What the task asks: Could you print every record below exactly as it appears?

□ □ □

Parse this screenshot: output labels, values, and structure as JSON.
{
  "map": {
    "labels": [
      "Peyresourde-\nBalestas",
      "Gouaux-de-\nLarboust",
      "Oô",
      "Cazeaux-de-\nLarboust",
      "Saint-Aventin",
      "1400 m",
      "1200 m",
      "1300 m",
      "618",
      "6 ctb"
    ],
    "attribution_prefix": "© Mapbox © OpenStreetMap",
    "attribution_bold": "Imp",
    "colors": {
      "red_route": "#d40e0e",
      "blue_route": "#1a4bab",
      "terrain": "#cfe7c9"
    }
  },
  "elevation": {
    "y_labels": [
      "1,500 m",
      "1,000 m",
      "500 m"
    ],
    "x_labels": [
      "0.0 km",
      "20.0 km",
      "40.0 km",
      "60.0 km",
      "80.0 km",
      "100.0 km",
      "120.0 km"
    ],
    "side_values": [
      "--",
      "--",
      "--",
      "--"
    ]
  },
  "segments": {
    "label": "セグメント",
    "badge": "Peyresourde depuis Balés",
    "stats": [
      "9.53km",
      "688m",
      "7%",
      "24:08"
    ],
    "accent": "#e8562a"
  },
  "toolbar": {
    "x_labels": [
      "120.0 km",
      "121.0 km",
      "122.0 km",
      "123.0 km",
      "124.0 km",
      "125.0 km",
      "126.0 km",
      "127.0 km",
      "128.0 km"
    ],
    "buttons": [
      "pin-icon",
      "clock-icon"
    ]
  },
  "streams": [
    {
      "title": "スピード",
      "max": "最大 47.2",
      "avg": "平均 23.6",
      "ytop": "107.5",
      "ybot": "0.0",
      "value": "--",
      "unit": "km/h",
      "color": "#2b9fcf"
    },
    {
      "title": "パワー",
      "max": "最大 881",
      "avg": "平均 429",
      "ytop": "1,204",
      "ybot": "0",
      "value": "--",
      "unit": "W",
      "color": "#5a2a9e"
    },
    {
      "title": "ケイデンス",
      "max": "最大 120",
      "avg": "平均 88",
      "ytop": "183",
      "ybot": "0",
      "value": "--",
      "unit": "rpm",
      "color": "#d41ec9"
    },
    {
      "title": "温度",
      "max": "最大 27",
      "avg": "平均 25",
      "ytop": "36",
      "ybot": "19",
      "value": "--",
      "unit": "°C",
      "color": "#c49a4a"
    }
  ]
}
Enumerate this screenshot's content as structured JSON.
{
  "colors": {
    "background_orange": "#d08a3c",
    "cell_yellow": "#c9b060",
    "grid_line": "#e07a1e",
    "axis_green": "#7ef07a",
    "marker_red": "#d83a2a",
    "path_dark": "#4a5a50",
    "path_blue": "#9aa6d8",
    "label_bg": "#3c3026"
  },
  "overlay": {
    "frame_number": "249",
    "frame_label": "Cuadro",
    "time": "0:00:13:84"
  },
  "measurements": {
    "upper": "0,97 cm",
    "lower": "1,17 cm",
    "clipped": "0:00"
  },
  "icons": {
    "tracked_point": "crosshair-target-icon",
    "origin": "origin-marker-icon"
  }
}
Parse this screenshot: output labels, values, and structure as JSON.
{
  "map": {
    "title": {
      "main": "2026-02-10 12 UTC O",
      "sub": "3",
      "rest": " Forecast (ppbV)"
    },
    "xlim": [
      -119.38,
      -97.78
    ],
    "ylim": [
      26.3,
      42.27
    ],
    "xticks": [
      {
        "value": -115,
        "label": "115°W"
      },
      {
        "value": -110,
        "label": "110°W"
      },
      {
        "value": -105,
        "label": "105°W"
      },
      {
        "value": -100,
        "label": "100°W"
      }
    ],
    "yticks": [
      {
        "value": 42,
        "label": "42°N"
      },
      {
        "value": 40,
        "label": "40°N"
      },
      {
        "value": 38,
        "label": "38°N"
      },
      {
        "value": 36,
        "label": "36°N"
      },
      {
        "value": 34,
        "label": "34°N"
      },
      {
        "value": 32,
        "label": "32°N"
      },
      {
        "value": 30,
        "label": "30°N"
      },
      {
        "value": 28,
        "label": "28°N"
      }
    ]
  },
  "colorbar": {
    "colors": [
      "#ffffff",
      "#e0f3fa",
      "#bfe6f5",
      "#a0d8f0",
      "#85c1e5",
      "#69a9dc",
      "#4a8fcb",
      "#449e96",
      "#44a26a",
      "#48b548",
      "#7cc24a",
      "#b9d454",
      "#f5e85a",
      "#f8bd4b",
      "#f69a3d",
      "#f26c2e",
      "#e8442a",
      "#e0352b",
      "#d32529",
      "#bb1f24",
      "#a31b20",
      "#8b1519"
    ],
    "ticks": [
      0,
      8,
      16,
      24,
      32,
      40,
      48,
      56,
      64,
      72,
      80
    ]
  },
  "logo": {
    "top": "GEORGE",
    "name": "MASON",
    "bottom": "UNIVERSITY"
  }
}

□ □ □

Task solution:
Parse this screenshot: output labels, values, and structure as JSON.
{
  "map": {
    "labels": [
      "Peyresourde-\nBalestas",
      "Gouaux-de-\nLarboust",
      "Oô",
      "Cazeaux-de-\nLarboust",
      "Saint-Aventin",
      "1400 m",
      "1200 m",
      "1300 m",
      "618",
      "6 ctb"
    ],
    "attribution_prefix": "© Mapbox © OpenStreetMap",
    "attribution_bold": "Imp",
    "colors": {
      "red_route": "#d40e0e",
      "blue_route": "#1a4bab",
      "terrain": "#cfe7c9"
    }
  },
  "elevation": {
    "y_labels": [
      "1,500 m",
      "1,000 m",
      "500 m"
    ],
    "x_labels": [
      "0.0 km",
      "20.0 km",
      "40.0 km",
      "60.0 km",
      "80.0 km",
      "100.0 km",
      "120.0 km"
    ],
    "side_values": [
      "--",
      "--",
      "--",
      "--"
    ]
  },
  "segments": {
    "label": "セグメント",
    "badge": "Peyresourde depuis Balés",
    "stats": [
      "9.53km",
      "688m",
      "7%",
      "24:08"
    ],
    "accent": "#e8562a"
  },
  "toolbar": {
    "x_labels": [
      "120.0 km",
      "121.0 km",
      "122.0 km",
      "123.0 km",
      "124.0 km",
      "125.0 km",
      "126.0 km",
      "127.0 km",
      "128.0 km"
    ],
    "buttons": [
      "pin-icon",
      "clock-icon"
    ]
  },
  "streams": [
    {
      "title": "スピード",
      "max": "最大 47.2",
      "avg": "平均 23.6",
      "ytop": "107.5",
      "ybot": "0.0",
      "value": "--",
      "unit": "km/h",
      "color": "#2b9fcf"
    },
    {
      "title": "パワー",
      "max": "最大 881",
      "avg": "平均 429",
      "ytop": "1,204",
      "ybot": "0",
      "value": "--",
      "unit": "W",
      "color": "#5a2a9e"
    },
    {
      "title": "ケイデンス",
      "max": "最大 120",
      "avg": "平均 88",
      "ytop": "183",
      "ybot": "0",
      "value": "--",
      "unit": "rpm",
      "color": "#d41ec9"
    },
    {
      "title": "温度",
      "max": "最大 27",
      "avg": "平均 25",
      "ytop": "36",
      "ybot": "19",
      "value": "--",
      "unit": "°C",
      "color": "#c49a4a"
    }
  ]
}
Enumerate this screenshot's content as structured JSON.
{
  "colors": {
    "background_orange": "#d08a3c",
    "cell_yellow": "#c9b060",
    "grid_line": "#e07a1e",
    "axis_green": "#7ef07a",
    "marker_red": "#d83a2a",
    "path_dark": "#4a5a50",
    "path_blue": "#9aa6d8",
    "label_bg": "#3c3026"
  },
  "overlay": {
    "frame_number": "249",
    "frame_label": "Cuadro",
    "time": "0:00:13:84"
  },
  "measurements": {
    "upper": "0,97 cm",
    "lower": "1,17 cm",
    "clipped": "0:00"
  },
  "icons": {
    "tracked_point": "crosshair-target-icon",
    "origin": "origin-marker-icon"
  }
}
Parse this screenshot: output labels, values, and structure as JSON.
{
  "map": {
    "title": {
      "main": "2026-02-10 12 UTC O",
      "sub": "3",
      "rest": " Forecast (ppbV)"
    },
    "xlim": [
      -119.38,
      -97.78
    ],
    "ylim": [
      26.3,
      42.27
    ],
    "xticks": [
      {
        "value": -115,
        "label": "115°W"
      },
      {
        "value": -110,
        "label": "110°W"
      },
      {
        "value": -105,
        "label": "105°W"
      },
      {
        "value": -100,
        "label": "100°W"
      }
    ],
    "yticks": [
      {
        "value": 42,
        "label": "42°N"
      },
      {
        "value": 40,
        "label": "40°N"
      },
      {
        "value": 38,
        "label": "38°N"
      },
      {
        "value": 36,
        "label": "36°N"
      },
      {
        "value": 34,
        "label": "34°N"
      },
      {
        "value": 32,
        "label": "32°N"
      },
      {
        "value": 30,
        "label": "30°N"
      },
      {
        "value": 28,
        "label": "28°N"
      }
    ]
  },
  "colorbar": {
    "colors": [
      "#ffffff",
      "#e0f3fa",
      "#bfe6f5",
      "#a0d8f0",
      "#85c1e5",
      "#69a9dc",
      "#4a8fcb",
      "#449e96",
      "#44a26a",
      "#48b548",
      "#7cc24a",
      "#b9d454",
      "#f5e85a",
      "#f8bd4b",
      "#f69a3d",
      "#f26c2e",
      "#e8442a",
      "#e0352b",
      "#d32529",
      "#bb1f24",
      "#a31b20",
      "#8b1519"
    ],
    "ticks": [
      0,
      8,
      16,
      24,
      32,
      40,
      48,
      56,
      64,
      72,
      80
    ]
  },
  "logo": {
    "top": "GEORGE",
    "name": "MASON",
    "bottom": "UNIVERSITY"
  }
}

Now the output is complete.